**** PROVIDED MATERIAL

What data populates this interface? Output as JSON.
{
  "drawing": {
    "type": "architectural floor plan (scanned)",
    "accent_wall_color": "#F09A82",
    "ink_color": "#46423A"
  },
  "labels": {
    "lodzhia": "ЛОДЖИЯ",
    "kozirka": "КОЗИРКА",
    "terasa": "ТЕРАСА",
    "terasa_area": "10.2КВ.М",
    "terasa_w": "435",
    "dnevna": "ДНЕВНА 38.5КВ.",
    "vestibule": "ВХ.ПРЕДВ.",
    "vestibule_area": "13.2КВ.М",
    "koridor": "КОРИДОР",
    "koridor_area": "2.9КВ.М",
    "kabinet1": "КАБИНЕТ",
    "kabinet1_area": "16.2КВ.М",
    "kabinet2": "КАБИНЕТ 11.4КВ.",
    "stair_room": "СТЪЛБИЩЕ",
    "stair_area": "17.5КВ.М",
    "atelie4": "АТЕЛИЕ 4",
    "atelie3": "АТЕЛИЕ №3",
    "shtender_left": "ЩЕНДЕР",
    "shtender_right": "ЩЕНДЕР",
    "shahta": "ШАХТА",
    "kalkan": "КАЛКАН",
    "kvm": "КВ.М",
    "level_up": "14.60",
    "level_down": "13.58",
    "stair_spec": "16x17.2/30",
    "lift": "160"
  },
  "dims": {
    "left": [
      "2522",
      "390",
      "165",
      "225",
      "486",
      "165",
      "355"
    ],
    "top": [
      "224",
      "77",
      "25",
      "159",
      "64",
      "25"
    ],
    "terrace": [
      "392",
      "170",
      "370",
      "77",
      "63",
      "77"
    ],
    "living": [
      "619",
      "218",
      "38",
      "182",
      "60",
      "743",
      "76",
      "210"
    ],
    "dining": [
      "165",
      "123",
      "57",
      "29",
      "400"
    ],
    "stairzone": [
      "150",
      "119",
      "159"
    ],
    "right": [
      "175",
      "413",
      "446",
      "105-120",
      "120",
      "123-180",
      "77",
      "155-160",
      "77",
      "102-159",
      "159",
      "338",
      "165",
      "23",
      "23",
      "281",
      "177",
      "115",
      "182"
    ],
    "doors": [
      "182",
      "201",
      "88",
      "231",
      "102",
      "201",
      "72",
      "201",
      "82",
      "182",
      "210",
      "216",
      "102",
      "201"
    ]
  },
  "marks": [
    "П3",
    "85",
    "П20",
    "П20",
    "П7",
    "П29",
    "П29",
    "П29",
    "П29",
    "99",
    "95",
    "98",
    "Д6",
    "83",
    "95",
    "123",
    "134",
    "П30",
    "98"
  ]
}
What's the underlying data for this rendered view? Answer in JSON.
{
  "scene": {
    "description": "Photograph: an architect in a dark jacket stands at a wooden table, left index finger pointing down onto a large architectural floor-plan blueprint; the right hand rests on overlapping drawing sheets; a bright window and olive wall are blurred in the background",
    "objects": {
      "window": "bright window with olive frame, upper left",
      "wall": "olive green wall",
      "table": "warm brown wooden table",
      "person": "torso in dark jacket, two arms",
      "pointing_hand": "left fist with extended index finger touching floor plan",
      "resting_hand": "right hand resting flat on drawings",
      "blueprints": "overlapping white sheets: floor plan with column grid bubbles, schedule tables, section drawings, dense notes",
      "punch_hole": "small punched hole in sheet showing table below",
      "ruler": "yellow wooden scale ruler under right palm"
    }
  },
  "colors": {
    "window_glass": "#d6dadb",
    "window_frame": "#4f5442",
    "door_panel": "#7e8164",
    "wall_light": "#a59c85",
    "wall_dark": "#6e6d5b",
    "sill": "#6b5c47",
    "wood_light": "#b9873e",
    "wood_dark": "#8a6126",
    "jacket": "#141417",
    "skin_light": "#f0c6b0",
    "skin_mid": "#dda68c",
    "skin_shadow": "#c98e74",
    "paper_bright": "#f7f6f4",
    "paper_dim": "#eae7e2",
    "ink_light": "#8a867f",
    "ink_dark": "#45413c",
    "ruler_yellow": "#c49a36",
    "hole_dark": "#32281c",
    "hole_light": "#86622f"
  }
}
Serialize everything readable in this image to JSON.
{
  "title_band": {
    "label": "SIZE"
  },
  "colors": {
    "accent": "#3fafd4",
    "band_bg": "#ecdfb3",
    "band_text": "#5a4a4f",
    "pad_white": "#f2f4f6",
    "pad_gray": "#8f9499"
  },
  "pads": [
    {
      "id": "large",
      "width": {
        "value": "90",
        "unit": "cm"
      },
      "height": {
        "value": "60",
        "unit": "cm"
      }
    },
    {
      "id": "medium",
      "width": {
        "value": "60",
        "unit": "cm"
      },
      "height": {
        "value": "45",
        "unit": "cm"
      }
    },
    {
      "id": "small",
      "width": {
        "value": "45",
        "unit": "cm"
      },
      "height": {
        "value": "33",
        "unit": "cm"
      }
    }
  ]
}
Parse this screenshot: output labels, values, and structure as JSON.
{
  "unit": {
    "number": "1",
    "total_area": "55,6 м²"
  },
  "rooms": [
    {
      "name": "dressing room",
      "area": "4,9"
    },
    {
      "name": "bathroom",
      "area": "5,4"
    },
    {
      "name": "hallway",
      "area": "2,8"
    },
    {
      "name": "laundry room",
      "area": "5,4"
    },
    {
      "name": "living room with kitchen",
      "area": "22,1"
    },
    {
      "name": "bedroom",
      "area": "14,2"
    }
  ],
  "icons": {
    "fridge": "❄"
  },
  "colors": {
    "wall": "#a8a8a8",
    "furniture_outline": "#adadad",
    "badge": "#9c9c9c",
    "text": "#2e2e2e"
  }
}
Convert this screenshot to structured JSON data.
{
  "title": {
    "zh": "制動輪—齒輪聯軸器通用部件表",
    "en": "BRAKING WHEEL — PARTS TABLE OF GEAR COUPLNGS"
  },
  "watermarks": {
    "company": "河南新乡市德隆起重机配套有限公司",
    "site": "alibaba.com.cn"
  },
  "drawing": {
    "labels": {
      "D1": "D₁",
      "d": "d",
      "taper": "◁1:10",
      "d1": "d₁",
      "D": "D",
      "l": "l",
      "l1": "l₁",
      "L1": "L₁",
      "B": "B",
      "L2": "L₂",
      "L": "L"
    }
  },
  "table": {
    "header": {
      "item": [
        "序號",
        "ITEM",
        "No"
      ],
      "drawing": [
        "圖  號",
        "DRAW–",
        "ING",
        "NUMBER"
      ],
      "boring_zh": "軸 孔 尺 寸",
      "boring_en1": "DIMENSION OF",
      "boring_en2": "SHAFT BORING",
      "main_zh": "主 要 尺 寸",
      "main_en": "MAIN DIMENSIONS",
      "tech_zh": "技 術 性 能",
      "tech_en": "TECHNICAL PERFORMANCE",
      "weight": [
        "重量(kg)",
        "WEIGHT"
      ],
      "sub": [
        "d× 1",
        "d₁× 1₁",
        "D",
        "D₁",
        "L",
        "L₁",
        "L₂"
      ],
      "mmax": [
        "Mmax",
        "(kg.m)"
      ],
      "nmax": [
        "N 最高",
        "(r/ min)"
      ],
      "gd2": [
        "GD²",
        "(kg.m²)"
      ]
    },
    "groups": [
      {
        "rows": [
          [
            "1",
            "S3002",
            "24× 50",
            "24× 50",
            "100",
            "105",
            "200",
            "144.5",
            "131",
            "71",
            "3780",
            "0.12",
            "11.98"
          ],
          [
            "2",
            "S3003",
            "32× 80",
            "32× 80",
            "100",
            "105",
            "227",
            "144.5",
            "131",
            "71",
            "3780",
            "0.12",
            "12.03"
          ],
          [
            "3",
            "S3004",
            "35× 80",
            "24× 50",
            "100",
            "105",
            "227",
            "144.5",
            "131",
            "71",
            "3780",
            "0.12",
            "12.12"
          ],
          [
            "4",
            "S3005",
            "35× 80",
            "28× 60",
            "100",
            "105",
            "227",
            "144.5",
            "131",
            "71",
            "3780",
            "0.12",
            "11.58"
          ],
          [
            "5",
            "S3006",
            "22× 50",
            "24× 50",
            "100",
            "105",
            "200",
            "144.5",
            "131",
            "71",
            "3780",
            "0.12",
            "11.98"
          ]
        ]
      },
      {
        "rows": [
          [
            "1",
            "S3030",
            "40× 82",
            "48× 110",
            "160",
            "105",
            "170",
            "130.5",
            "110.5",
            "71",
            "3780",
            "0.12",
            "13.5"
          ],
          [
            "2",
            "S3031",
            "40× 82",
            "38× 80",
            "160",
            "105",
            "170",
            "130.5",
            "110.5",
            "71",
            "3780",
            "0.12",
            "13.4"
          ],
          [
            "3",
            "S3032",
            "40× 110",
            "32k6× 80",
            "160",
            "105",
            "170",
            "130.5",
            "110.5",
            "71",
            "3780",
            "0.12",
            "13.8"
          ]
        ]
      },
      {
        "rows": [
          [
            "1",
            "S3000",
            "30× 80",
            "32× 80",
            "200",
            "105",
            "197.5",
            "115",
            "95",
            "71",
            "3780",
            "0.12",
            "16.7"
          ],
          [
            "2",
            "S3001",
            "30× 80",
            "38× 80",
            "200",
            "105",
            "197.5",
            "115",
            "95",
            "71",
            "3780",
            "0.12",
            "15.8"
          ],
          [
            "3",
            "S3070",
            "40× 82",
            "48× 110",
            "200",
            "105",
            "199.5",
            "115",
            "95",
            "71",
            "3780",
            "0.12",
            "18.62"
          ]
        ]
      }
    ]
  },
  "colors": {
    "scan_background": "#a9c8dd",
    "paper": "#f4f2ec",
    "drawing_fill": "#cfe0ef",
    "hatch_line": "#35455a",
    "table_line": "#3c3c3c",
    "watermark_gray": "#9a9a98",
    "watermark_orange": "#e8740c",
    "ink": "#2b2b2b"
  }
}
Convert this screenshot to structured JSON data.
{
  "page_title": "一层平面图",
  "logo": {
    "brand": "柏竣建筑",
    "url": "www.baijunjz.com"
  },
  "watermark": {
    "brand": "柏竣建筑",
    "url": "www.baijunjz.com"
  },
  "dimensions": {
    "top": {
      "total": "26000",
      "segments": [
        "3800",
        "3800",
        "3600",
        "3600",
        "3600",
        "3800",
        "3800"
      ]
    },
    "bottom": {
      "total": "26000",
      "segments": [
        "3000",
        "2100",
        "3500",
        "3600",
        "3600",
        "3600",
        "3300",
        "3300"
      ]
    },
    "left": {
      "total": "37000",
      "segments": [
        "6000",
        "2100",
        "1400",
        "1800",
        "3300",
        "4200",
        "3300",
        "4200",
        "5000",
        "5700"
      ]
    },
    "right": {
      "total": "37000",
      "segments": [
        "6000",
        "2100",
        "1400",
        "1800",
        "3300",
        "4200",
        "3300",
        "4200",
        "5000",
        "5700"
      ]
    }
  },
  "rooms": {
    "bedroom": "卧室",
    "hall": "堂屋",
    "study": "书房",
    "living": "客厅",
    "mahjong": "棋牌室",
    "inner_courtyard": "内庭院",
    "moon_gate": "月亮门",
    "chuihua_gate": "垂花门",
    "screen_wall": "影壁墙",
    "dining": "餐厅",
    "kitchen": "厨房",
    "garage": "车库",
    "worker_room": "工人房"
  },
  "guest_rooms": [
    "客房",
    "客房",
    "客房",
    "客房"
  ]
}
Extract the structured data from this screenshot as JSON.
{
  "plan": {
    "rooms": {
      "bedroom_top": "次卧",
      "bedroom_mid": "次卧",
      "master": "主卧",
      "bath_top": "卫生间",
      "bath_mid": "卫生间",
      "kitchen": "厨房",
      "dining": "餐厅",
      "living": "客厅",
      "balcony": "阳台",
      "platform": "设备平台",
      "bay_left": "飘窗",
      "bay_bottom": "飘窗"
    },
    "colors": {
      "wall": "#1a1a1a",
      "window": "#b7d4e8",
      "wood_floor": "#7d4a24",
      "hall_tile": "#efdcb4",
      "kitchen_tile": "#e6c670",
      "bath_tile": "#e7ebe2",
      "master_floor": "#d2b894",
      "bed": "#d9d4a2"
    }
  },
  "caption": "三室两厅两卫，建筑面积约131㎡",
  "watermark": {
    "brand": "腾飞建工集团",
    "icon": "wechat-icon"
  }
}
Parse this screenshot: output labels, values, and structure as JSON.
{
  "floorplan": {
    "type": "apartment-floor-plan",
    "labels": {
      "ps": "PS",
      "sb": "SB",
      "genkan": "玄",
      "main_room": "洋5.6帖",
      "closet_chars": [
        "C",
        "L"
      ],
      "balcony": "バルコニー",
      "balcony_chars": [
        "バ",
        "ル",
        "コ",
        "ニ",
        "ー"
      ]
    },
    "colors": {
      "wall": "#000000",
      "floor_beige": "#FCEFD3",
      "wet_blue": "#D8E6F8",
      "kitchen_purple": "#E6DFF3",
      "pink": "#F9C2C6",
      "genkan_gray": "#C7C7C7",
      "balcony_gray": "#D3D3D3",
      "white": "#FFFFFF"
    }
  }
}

********

- WHAT THE TASK ASKS
Using the records above, pull out each line where the word "type" occurs.

- SOLUTION
    "type": "architectural floor plan (scanned)",
    "type": "apartment-floor-plan",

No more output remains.